**Dataset items**
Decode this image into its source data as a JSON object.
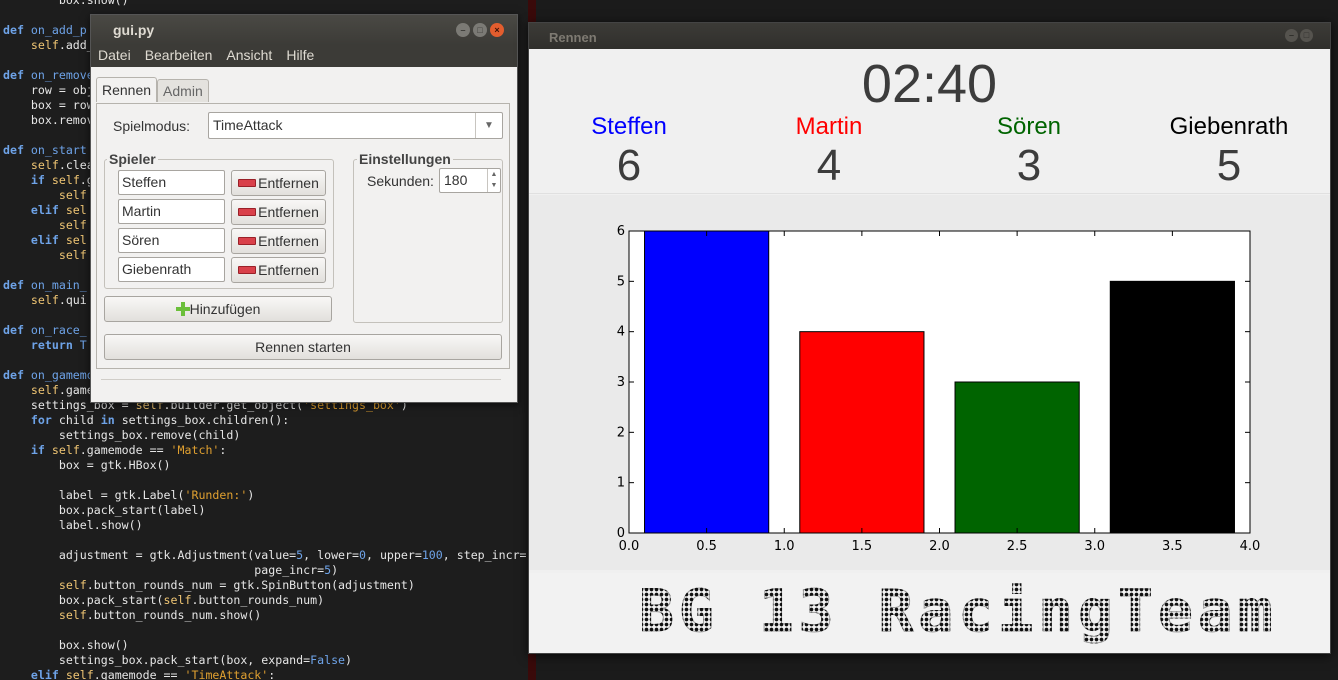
{
  "editor": {
    "lines": [
      [
        {
          "t": "        box.show()"
        }
      ],
      [
        {
          "t": ""
        }
      ],
      [
        {
          "t": "def ",
          "c": "kw"
        },
        {
          "t": "on_add_p",
          "c": "fn"
        }
      ],
      [
        {
          "t": "    "
        },
        {
          "t": "self",
          "c": "sf"
        },
        {
          "t": ".add_"
        }
      ],
      [
        {
          "t": ""
        }
      ],
      [
        {
          "t": "def ",
          "c": "kw"
        },
        {
          "t": "on_remove",
          "c": "fn"
        }
      ],
      [
        {
          "t": "    row = obj"
        }
      ],
      [
        {
          "t": "    box = row"
        }
      ],
      [
        {
          "t": "    box.remov"
        }
      ],
      [
        {
          "t": ""
        }
      ],
      [
        {
          "t": "def ",
          "c": "kw"
        },
        {
          "t": "on_start",
          "c": "fn"
        }
      ],
      [
        {
          "t": "    "
        },
        {
          "t": "self",
          "c": "sf"
        },
        {
          "t": ".clea"
        }
      ],
      [
        {
          "t": "    "
        },
        {
          "t": "if ",
          "c": "kw"
        },
        {
          "t": "self",
          "c": "sf"
        },
        {
          "t": ".g"
        }
      ],
      [
        {
          "t": "        "
        },
        {
          "t": "self",
          "c": "sf"
        }
      ],
      [
        {
          "t": "    "
        },
        {
          "t": "elif ",
          "c": "kw"
        },
        {
          "t": "sel",
          "c": "sf"
        }
      ],
      [
        {
          "t": "        "
        },
        {
          "t": "self",
          "c": "sf"
        }
      ],
      [
        {
          "t": "    "
        },
        {
          "t": "elif ",
          "c": "kw"
        },
        {
          "t": "sel",
          "c": "sf"
        }
      ],
      [
        {
          "t": "        "
        },
        {
          "t": "self",
          "c": "sf"
        }
      ],
      [
        {
          "t": ""
        }
      ],
      [
        {
          "t": "def ",
          "c": "kw"
        },
        {
          "t": "on_main_",
          "c": "fn"
        }
      ],
      [
        {
          "t": "    "
        },
        {
          "t": "self",
          "c": "sf"
        },
        {
          "t": ".qui"
        }
      ],
      [
        {
          "t": ""
        }
      ],
      [
        {
          "t": "def ",
          "c": "kw"
        },
        {
          "t": "on_race_",
          "c": "fn"
        }
      ],
      [
        {
          "t": "    "
        },
        {
          "t": "return ",
          "c": "kw"
        },
        {
          "t": "T",
          "c": "nm"
        }
      ],
      [
        {
          "t": ""
        }
      ],
      [
        {
          "t": "def ",
          "c": "kw"
        },
        {
          "t": "on_gamemo",
          "c": "fn"
        }
      ],
      [
        {
          "t": "    "
        },
        {
          "t": "self",
          "c": "sf"
        },
        {
          "t": ".game"
        }
      ],
      [
        {
          "t": "    settings_box = "
        },
        {
          "t": "self",
          "c": "sf"
        },
        {
          "t": ".builder.get_object("
        },
        {
          "t": "'settings_box'",
          "c": "st"
        },
        {
          "t": ")"
        }
      ],
      [
        {
          "t": "    "
        },
        {
          "t": "for ",
          "c": "kw"
        },
        {
          "t": "child "
        },
        {
          "t": "in ",
          "c": "kw"
        },
        {
          "t": "settings_box.children():"
        }
      ],
      [
        {
          "t": "        settings_box.remove(child)"
        }
      ],
      [
        {
          "t": "    "
        },
        {
          "t": "if ",
          "c": "kw"
        },
        {
          "t": "self",
          "c": "sf"
        },
        {
          "t": ".gamemode == "
        },
        {
          "t": "'Match'",
          "c": "st"
        },
        {
          "t": ":"
        }
      ],
      [
        {
          "t": "        box = gtk.HBox()"
        }
      ],
      [
        {
          "t": ""
        }
      ],
      [
        {
          "t": "        label = gtk.Label("
        },
        {
          "t": "'Runden:'",
          "c": "st"
        },
        {
          "t": ")"
        }
      ],
      [
        {
          "t": "        box.pack_start(label)"
        }
      ],
      [
        {
          "t": "        label.show()"
        }
      ],
      [
        {
          "t": ""
        }
      ],
      [
        {
          "t": "        adjustment = gtk.Adjustment(value="
        },
        {
          "t": "5",
          "c": "nm"
        },
        {
          "t": ", lower="
        },
        {
          "t": "0",
          "c": "nm"
        },
        {
          "t": ", upper="
        },
        {
          "t": "100",
          "c": "nm"
        },
        {
          "t": ", step_incr="
        }
      ],
      [
        {
          "t": "                                    page_incr="
        },
        {
          "t": "5",
          "c": "nm"
        },
        {
          "t": ")"
        }
      ],
      [
        {
          "t": "        "
        },
        {
          "t": "self",
          "c": "sf"
        },
        {
          "t": ".button_rounds_num = gtk.SpinButton(adjustment)"
        }
      ],
      [
        {
          "t": "        box.pack_start("
        },
        {
          "t": "self",
          "c": "sf"
        },
        {
          "t": ".button_rounds_num)"
        }
      ],
      [
        {
          "t": "        "
        },
        {
          "t": "self",
          "c": "sf"
        },
        {
          "t": ".button_rounds_num.show()"
        }
      ],
      [
        {
          "t": ""
        }
      ],
      [
        {
          "t": "        box.show()"
        }
      ],
      [
        {
          "t": "        settings_box.pack_start(box, expand="
        },
        {
          "t": "False",
          "c": "nm"
        },
        {
          "t": ")"
        }
      ],
      [
        {
          "t": "    "
        },
        {
          "t": "elif ",
          "c": "kw"
        },
        {
          "t": "self",
          "c": "sf"
        },
        {
          "t": ".gamemode == "
        },
        {
          "t": "'TimeAttack'",
          "c": "st"
        },
        {
          "t": ":"
        }
      ]
    ]
  },
  "gui_window": {
    "title": "gui.py",
    "menu": [
      "Datei",
      "Bearbeiten",
      "Ansicht",
      "Hilfe"
    ],
    "tabs": [
      "Rennen",
      "Admin"
    ],
    "mode_label": "Spielmodus:",
    "mode_value": "TimeAttack",
    "players_title": "Spieler",
    "players": [
      "Steffen",
      "Martin",
      "Sören",
      "Giebenrath"
    ],
    "remove_label": "Entfernen",
    "add_label": "Hinzufügen",
    "settings_title": "Einstellungen",
    "seconds_label": "Sekunden:",
    "seconds_value": "180",
    "start_label": "Rennen starten"
  },
  "race_window": {
    "title": "Rennen",
    "timer": "02:40",
    "players": [
      {
        "name": "Steffen",
        "score": "6",
        "color": "#0000ff"
      },
      {
        "name": "Martin",
        "score": "4",
        "color": "#ff0000"
      },
      {
        "name": "Sören",
        "score": "3",
        "color": "#006400"
      },
      {
        "name": "Giebenrath",
        "score": "5",
        "color": "#000000"
      }
    ],
    "logo": "BG 13 RacingTeam"
  },
  "chart_data": {
    "type": "bar",
    "x": [
      0.1,
      1.1,
      2.1,
      3.1
    ],
    "width": 0.8,
    "values": [
      6,
      4,
      3,
      5
    ],
    "colors": [
      "#0000ff",
      "#ff0000",
      "#006400",
      "#000000"
    ],
    "xlim": [
      0.0,
      4.0
    ],
    "ylim": [
      0,
      6
    ],
    "xticks": [
      "0.0",
      "0.5",
      "1.0",
      "1.5",
      "2.0",
      "2.5",
      "3.0",
      "3.5",
      "4.0"
    ],
    "yticks": [
      "0",
      "1",
      "2",
      "3",
      "4",
      "5",
      "6"
    ],
    "grid": false
  }
}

**The request**
Exclude the pictures, and transcribe all of the material exactly.

**Final result**
Decode this image into its source data as a JSON object.
{
  "editor": {
    "lines": [
      [
        {
          "t": "        box.show()"
        }
      ],
      [
        {
          "t": ""
        }
      ],
      [
        {
          "t": "def ",
          "c": "kw"
        },
        {
          "t": "on_add_p",
          "c": "fn"
        }
      ],
      [
        {
          "t": "    "
        },
        {
          "t": "self",
          "c": "sf"
        },
        {
          "t": ".add_"
        }
      ],
      [
        {
          "t": ""
        }
      ],
      [
        {
          "t": "def ",
          "c": "kw"
        },
        {
          "t": "on_remove",
          "c": "fn"
        }
      ],
      [
        {
          "t": "    row = obj"
        }
      ],
      [
        {
          "t": "    box = row"
        }
      ],
      [
        {
          "t": "    box.remov"
        }
      ],
      [
        {
          "t": ""
        }
      ],
      [
        {
          "t": "def ",
          "c": "kw"
        },
        {
          "t": "on_start",
          "c": "fn"
        }
      ],
      [
        {
          "t": "    "
        },
        {
          "t": "self",
          "c": "sf"
        },
        {
          "t": ".clea"
        }
      ],
      [
        {
          "t": "    "
        },
        {
          "t": "if ",
          "c": "kw"
        },
        {
          "t": "self",
          "c": "sf"
        },
        {
          "t": ".g"
        }
      ],
      [
        {
          "t": "        "
        },
        {
          "t": "self",
          "c": "sf"
        }
      ],
      [
        {
          "t": "    "
        },
        {
          "t": "elif ",
          "c": "kw"
        },
        {
          "t": "sel",
          "c": "sf"
        }
      ],
      [
        {
          "t": "        "
        },
        {
          "t": "self",
          "c": "sf"
        }
      ],
      [
        {
          "t": "    "
        },
        {
          "t": "elif ",
          "c": "kw"
        },
        {
          "t": "sel",
          "c": "sf"
        }
      ],
      [
        {
          "t": "        "
        },
        {
          "t": "self",
          "c": "sf"
        }
      ],
      [
        {
          "t": ""
        }
      ],
      [
        {
          "t": "def ",
          "c": "kw"
        },
        {
          "t": "on_main_",
          "c": "fn"
        }
      ],
      [
        {
          "t": "    "
        },
        {
          "t": "self",
          "c": "sf"
        },
        {
          "t": ".qui"
        }
      ],
      [
        {
          "t": ""
        }
      ],
      [
        {
          "t": "def ",
          "c": "kw"
        },
        {
          "t": "on_race_",
          "c": "fn"
        }
      ],
      [
        {
          "t": "    "
        },
        {
          "t": "return ",
          "c": "kw"
        },
        {
          "t": "T",
          "c": "nm"
        }
      ],
      [
        {
          "t": ""
        }
      ],
      [
        {
          "t": "def ",
          "c": "kw"
        },
        {
          "t": "on_gamemo",
          "c": "fn"
        }
      ],
      [
        {
          "t": "    "
        },
        {
          "t": "self",
          "c": "sf"
        },
        {
          "t": ".game"
        }
      ],
      [
        {
          "t": "    settings_box = "
        },
        {
          "t": "self",
          "c": "sf"
        },
        {
          "t": ".builder.get_object("
        },
        {
          "t": "'settings_box'",
          "c": "st"
        },
        {
          "t": ")"
        }
      ],
      [
        {
          "t": "    "
        },
        {
          "t": "for ",
          "c": "kw"
        },
        {
          "t": "child "
        },
        {
          "t": "in ",
          "c": "kw"
        },
        {
          "t": "settings_box.children():"
        }
      ],
      [
        {
          "t": "        settings_box.remove(child)"
        }
      ],
      [
        {
          "t": "    "
        },
        {
          "t": "if ",
          "c": "kw"
        },
        {
          "t": "self",
          "c": "sf"
        },
        {
          "t": ".gamemode == "
        },
        {
          "t": "'Match'",
          "c": "st"
        },
        {
          "t": ":"
        }
      ],
      [
        {
          "t": "        box = gtk.HBox()"
        }
      ],
      [
        {
          "t": ""
        }
      ],
      [
        {
          "t": "        label = gtk.Label("
        },
        {
          "t": "'Runden:'",
          "c": "st"
        },
        {
          "t": ")"
        }
      ],
      [
        {
          "t": "        box.pack_start(label)"
        }
      ],
      [
        {
          "t": "        label.show()"
        }
      ],
      [
        {
          "t": ""
        }
      ],
      [
        {
          "t": "        adjustment = gtk.Adjustment(value="
        },
        {
          "t": "5",
          "c": "nm"
        },
        {
          "t": ", lower="
        },
        {
          "t": "0",
          "c": "nm"
        },
        {
          "t": ", upper="
        },
        {
          "t": "100",
          "c": "nm"
        },
        {
          "t": ", step_incr="
        }
      ],
      [
        {
          "t": "                                    page_incr="
        },
        {
          "t": "5",
          "c": "nm"
        },
        {
          "t": ")"
        }
      ],
      [
        {
          "t": "        "
        },
        {
          "t": "self",
          "c": "sf"
        },
        {
          "t": ".button_rounds_num = gtk.SpinButton(adjustment)"
        }
      ],
      [
        {
          "t": "        box.pack_start("
        },
        {
          "t": "self",
          "c": "sf"
        },
        {
          "t": ".button_rounds_num)"
        }
      ],
      [
        {
          "t": "        "
        },
        {
          "t": "self",
          "c": "sf"
        },
        {
          "t": ".button_rounds_num.show()"
        }
      ],
      [
        {
          "t": ""
        }
      ],
      [
        {
          "t": "        box.show()"
        }
      ],
      [
        {
          "t": "        settings_box.pack_start(box, expand="
        },
        {
          "t": "False",
          "c": "nm"
        },
        {
          "t": ")"
        }
      ],
      [
        {
          "t": "    "
        },
        {
          "t": "elif ",
          "c": "kw"
        },
        {
          "t": "self",
          "c": "sf"
        },
        {
          "t": ".gamemode == "
        },
        {
          "t": "'TimeAttack'",
          "c": "st"
        },
        {
          "t": ":"
        }
      ]
    ]
  },
  "gui_window": {
    "title": "gui.py",
    "menu": [
      "Datei",
      "Bearbeiten",
      "Ansicht",
      "Hilfe"
    ],
    "tabs": [
      "Rennen",
      "Admin"
    ],
    "mode_label": "Spielmodus:",
    "mode_value": "TimeAttack",
    "players_title": "Spieler",
    "players": [
      "Steffen",
      "Martin",
      "Sören",
      "Giebenrath"
    ],
    "remove_label": "Entfernen",
    "add_label": "Hinzufügen",
    "settings_title": "Einstellungen",
    "seconds_label": "Sekunden:",
    "seconds_value": "180",
    "start_label": "Rennen starten"
  },
  "race_window": {
    "title": "Rennen",
    "timer": "02:40",
    "players": [
      {
        "name": "Steffen",
        "score": "6",
        "color": "#0000ff"
      },
      {
        "name": "Martin",
        "score": "4",
        "color": "#ff0000"
      },
      {
        "name": "Sören",
        "score": "3",
        "color": "#006400"
      },
      {
        "name": "Giebenrath",
        "score": "5",
        "color": "#000000"
      }
    ],
    "logo": "BG 13 RacingTeam"
  },
  "chart_data": {
    "type": "bar",
    "x": [
      0.1,
      1.1,
      2.1,
      3.1
    ],
    "width": 0.8,
    "values": [
      6,
      4,
      3,
      5
    ],
    "colors": [
      "#0000ff",
      "#ff0000",
      "#006400",
      "#000000"
    ],
    "xlim": [
      0.0,
      4.0
    ],
    "ylim": [
      0,
      6
    ],
    "xticks": [
      "0.0",
      "0.5",
      "1.0",
      "1.5",
      "2.0",
      "2.5",
      "3.0",
      "3.5",
      "4.0"
    ],
    "yticks": [
      "0",
      "1",
      "2",
      "3",
      "4",
      "5",
      "6"
    ],
    "grid": false
  }
}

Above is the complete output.